Work to be completed — In all the records, change every "holding-ratio" to "holding-weight" and leave everything else as it is.

— BEGIN Provided records —

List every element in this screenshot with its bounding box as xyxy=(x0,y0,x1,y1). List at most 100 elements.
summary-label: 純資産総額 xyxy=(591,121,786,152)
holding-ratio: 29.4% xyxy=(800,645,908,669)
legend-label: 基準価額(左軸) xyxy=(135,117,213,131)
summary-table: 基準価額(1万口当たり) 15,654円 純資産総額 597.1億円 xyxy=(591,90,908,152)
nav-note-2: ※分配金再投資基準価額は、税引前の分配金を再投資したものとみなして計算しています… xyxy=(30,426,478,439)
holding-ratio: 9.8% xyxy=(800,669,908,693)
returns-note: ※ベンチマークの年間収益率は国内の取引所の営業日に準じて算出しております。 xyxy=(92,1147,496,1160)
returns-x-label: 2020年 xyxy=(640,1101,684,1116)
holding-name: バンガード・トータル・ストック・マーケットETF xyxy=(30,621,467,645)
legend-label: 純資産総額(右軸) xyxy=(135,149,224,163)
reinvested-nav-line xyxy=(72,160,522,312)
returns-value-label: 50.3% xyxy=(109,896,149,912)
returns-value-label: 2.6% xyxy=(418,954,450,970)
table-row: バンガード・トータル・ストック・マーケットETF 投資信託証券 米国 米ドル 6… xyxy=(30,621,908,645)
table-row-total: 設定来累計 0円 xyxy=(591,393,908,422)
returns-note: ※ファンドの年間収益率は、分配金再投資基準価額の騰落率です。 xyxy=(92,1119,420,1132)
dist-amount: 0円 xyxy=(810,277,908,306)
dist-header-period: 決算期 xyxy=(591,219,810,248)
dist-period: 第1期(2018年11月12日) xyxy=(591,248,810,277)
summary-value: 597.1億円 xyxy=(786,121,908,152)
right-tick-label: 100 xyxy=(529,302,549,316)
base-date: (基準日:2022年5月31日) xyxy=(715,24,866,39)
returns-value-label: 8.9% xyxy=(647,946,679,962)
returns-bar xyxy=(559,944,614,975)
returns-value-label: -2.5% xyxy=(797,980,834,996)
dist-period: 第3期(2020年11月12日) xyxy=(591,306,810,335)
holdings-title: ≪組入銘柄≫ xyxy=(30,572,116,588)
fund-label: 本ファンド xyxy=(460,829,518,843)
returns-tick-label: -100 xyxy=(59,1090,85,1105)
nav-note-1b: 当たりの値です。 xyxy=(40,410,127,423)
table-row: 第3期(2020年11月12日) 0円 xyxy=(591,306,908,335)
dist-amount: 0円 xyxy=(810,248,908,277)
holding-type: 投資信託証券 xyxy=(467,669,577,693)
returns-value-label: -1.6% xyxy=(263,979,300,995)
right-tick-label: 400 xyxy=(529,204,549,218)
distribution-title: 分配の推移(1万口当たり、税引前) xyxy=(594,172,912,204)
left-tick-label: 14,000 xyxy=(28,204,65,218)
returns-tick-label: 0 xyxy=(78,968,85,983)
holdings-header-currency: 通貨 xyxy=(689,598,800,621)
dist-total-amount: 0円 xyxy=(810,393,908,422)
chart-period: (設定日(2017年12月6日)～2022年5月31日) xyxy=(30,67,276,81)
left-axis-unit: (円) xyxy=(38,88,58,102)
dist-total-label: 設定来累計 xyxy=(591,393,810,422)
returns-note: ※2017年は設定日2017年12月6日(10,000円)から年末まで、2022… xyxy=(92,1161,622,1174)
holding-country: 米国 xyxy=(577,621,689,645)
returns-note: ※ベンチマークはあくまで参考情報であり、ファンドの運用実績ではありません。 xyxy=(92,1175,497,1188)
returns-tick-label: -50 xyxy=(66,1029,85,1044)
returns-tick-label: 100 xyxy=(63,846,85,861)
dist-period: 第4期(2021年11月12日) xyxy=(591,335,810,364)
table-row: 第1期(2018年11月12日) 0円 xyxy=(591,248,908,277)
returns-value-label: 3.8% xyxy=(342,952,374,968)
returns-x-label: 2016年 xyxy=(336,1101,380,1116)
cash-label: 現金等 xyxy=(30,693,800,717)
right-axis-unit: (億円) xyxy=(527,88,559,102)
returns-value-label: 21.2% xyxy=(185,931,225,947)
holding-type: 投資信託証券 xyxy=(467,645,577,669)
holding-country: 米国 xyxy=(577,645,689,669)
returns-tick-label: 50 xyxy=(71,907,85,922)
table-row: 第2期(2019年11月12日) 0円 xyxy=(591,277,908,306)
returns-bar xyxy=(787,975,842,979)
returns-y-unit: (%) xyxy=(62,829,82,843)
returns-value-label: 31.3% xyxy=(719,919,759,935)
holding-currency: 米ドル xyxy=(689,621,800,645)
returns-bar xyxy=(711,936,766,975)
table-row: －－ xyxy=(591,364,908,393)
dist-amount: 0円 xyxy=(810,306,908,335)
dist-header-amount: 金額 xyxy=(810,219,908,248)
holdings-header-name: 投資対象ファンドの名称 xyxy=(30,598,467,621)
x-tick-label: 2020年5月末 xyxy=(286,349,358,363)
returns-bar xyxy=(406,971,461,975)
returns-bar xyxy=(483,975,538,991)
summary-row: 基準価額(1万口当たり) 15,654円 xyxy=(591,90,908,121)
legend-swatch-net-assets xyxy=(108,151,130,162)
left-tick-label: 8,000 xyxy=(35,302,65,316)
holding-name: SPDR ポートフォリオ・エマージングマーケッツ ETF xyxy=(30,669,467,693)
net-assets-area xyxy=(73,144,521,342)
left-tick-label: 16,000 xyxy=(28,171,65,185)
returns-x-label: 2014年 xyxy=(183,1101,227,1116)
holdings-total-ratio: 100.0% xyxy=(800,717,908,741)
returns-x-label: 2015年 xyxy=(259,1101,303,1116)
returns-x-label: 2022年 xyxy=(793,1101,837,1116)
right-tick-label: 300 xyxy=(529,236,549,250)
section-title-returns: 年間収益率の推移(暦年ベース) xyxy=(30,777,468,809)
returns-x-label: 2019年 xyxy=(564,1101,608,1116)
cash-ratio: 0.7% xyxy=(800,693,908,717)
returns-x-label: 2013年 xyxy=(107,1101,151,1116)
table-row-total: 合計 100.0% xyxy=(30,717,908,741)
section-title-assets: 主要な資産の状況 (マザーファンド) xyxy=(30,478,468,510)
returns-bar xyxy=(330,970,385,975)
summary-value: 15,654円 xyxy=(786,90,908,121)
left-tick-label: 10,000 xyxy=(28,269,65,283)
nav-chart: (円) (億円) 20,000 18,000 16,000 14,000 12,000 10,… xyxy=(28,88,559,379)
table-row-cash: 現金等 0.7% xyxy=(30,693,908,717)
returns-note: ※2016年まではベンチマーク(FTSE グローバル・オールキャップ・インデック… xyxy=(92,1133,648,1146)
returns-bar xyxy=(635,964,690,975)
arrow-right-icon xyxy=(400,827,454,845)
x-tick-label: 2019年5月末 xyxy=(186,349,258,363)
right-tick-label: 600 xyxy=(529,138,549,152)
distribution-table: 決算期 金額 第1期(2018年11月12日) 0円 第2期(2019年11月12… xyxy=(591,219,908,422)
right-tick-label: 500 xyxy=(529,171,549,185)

— END Provided records —

Solution —
List every element in this screenshot with its bounding box as xyxy=(x0,y0,x1,y1). List at most 100 elements.
summary-label: 純資産総額 xyxy=(591,121,786,152)
holding-weight: 29.4% xyxy=(800,645,908,669)
legend-label: 基準価額(左軸) xyxy=(135,117,213,131)
summary-table: 基準価額(1万口当たり) 15,654円 純資産総額 597.1億円 xyxy=(591,90,908,152)
nav-note-2: ※分配金再投資基準価額は、税引前の分配金を再投資したものとみなして計算しています… xyxy=(30,426,478,439)
holding-weight: 9.8% xyxy=(800,669,908,693)
returns-note: ※ベンチマークの年間収益率は国内の取引所の営業日に準じて算出しております。 xyxy=(92,1147,496,1160)
returns-x-label: 2020年 xyxy=(640,1101,684,1116)
holding-name: バンガード・トータル・ストック・マーケットETF xyxy=(30,621,467,645)
legend-label: 純資産総額(右軸) xyxy=(135,149,224,163)
reinvested-nav-line xyxy=(72,160,522,312)
returns-value-label: 50.3% xyxy=(109,896,149,912)
returns-value-label: 2.6% xyxy=(418,954,450,970)
table-row: バンガード・トータル・ストック・マーケットETF 投資信託証券 米国 米ドル 6… xyxy=(30,621,908,645)
table-row-total: 設定来累計 0円 xyxy=(591,393,908,422)
returns-note: ※ファンドの年間収益率は、分配金再投資基準価額の騰落率です。 xyxy=(92,1119,420,1132)
dist-amount: 0円 xyxy=(810,277,908,306)
dist-header-period: 決算期 xyxy=(591,219,810,248)
dist-period: 第1期(2018年11月12日) xyxy=(591,248,810,277)
summary-value: 597.1億円 xyxy=(786,121,908,152)
right-tick-label: 100 xyxy=(529,302,549,316)
base-date: (基準日:2022年5月31日) xyxy=(715,24,866,39)
returns-value-label: 8.9% xyxy=(647,946,679,962)
returns-bar xyxy=(559,944,614,975)
returns-value-label: -2.5% xyxy=(797,980,834,996)
dist-period: 第3期(2020年11月12日) xyxy=(591,306,810,335)
holdings-title: ≪組入銘柄≫ xyxy=(30,572,116,588)
fund-label: 本ファンド xyxy=(460,829,518,843)
returns-tick-label: -100 xyxy=(59,1090,85,1105)
nav-note-1b: 当たりの値です。 xyxy=(40,410,127,423)
table-row: 第3期(2020年11月12日) 0円 xyxy=(591,306,908,335)
dist-amount: 0円 xyxy=(810,248,908,277)
holding-type: 投資信託証券 xyxy=(467,669,577,693)
returns-value-label: -1.6% xyxy=(263,979,300,995)
right-tick-label: 400 xyxy=(529,204,549,218)
distribution-title: 分配の推移(1万口当たり、税引前) xyxy=(594,172,912,204)
left-tick-label: 14,000 xyxy=(28,204,65,218)
returns-tick-label: 0 xyxy=(78,968,85,983)
holdings-header-currency: 通貨 xyxy=(689,598,800,621)
dist-total-amount: 0円 xyxy=(810,393,908,422)
chart-period: (設定日(2017年12月6日)～2022年5月31日) xyxy=(30,67,276,81)
left-axis-unit: (円) xyxy=(38,88,58,102)
dist-total-label: 設定来累計 xyxy=(591,393,810,422)
returns-note: ※2017年は設定日2017年12月6日(10,000円)から年末まで、2022… xyxy=(92,1161,622,1174)
holding-country: 米国 xyxy=(577,621,689,645)
returns-note: ※ベンチマークはあくまで参考情報であり、ファンドの運用実績ではありません。 xyxy=(92,1175,497,1188)
returns-tick-label: -50 xyxy=(66,1029,85,1044)
returns-tick-label: 100 xyxy=(63,846,85,861)
dist-period: 第4期(2021年11月12日) xyxy=(591,335,810,364)
table-row: 第1期(2018年11月12日) 0円 xyxy=(591,248,908,277)
returns-value-label: 3.8% xyxy=(342,952,374,968)
returns-x-label: 2016年 xyxy=(336,1101,380,1116)
cash-label: 現金等 xyxy=(30,693,800,717)
right-axis-unit: (億円) xyxy=(527,88,559,102)
returns-value-label: 21.2% xyxy=(185,931,225,947)
holding-type: 投資信託証券 xyxy=(467,645,577,669)
holding-country: 米国 xyxy=(577,645,689,669)
returns-tick-label: 50 xyxy=(71,907,85,922)
table-row: 第2期(2019年11月12日) 0円 xyxy=(591,277,908,306)
returns-bar xyxy=(787,975,842,979)
returns-y-unit: (%) xyxy=(62,829,82,843)
returns-value-label: 31.3% xyxy=(719,919,759,935)
holding-currency: 米ドル xyxy=(689,621,800,645)
returns-bar xyxy=(711,936,766,975)
table-row: －－ xyxy=(591,364,908,393)
dist-amount: 0円 xyxy=(810,306,908,335)
dist-header-amount: 金額 xyxy=(810,219,908,248)
holdings-header-name: 投資対象ファンドの名称 xyxy=(30,598,467,621)
x-tick-label: 2020年5月末 xyxy=(286,349,358,363)
returns-bar xyxy=(406,971,461,975)
returns-bar xyxy=(483,975,538,991)
summary-row: 基準価額(1万口当たり) 15,654円 xyxy=(591,90,908,121)
legend-swatch-net-assets xyxy=(108,151,130,162)
left-tick-label: 8,000 xyxy=(35,302,65,316)
holding-name: SPDR ポートフォリオ・エマージングマーケッツ ETF xyxy=(30,669,467,693)
net-assets-area xyxy=(73,144,521,342)
left-tick-label: 16,000 xyxy=(28,171,65,185)
returns-x-label: 2014年 xyxy=(183,1101,227,1116)
holdings-total-ratio: 100.0% xyxy=(800,717,908,741)
returns-x-label: 2015年 xyxy=(259,1101,303,1116)
returns-x-label: 2022年 xyxy=(793,1101,837,1116)
right-tick-label: 300 xyxy=(529,236,549,250)
section-title-returns: 年間収益率の推移(暦年ベース) xyxy=(30,777,468,809)
returns-x-label: 2019年 xyxy=(564,1101,608,1116)
cash-ratio: 0.7% xyxy=(800,693,908,717)
returns-x-label: 2013年 xyxy=(107,1101,151,1116)
table-row-total: 合計 100.0% xyxy=(30,717,908,741)
section-title-assets: 主要な資産の状況 (マザーファンド) xyxy=(30,478,468,510)
returns-bar xyxy=(330,970,385,975)
summary-value: 15,654円 xyxy=(786,90,908,121)
left-tick-label: 10,000 xyxy=(28,269,65,283)
nav-chart: (円) (億円) 20,000 18,000 16,000 14,000 12,000 10,… xyxy=(28,88,559,379)
table-row-cash: 現金等 0.7% xyxy=(30,693,908,717)
returns-note: ※2016年まではベンチマーク(FTSE グローバル・オールキャップ・インデック… xyxy=(92,1133,648,1146)
returns-bar xyxy=(635,964,690,975)
arrow-right-icon xyxy=(400,827,454,845)
x-tick-label: 2019年5月末 xyxy=(186,349,258,363)
right-tick-label: 600 xyxy=(529,138,549,152)
distribution-table: 決算期 金額 第1期(2018年11月12日) 0円 第2期(2019年11月12… xyxy=(591,219,908,422)
right-tick-label: 500 xyxy=(529,171,549,185)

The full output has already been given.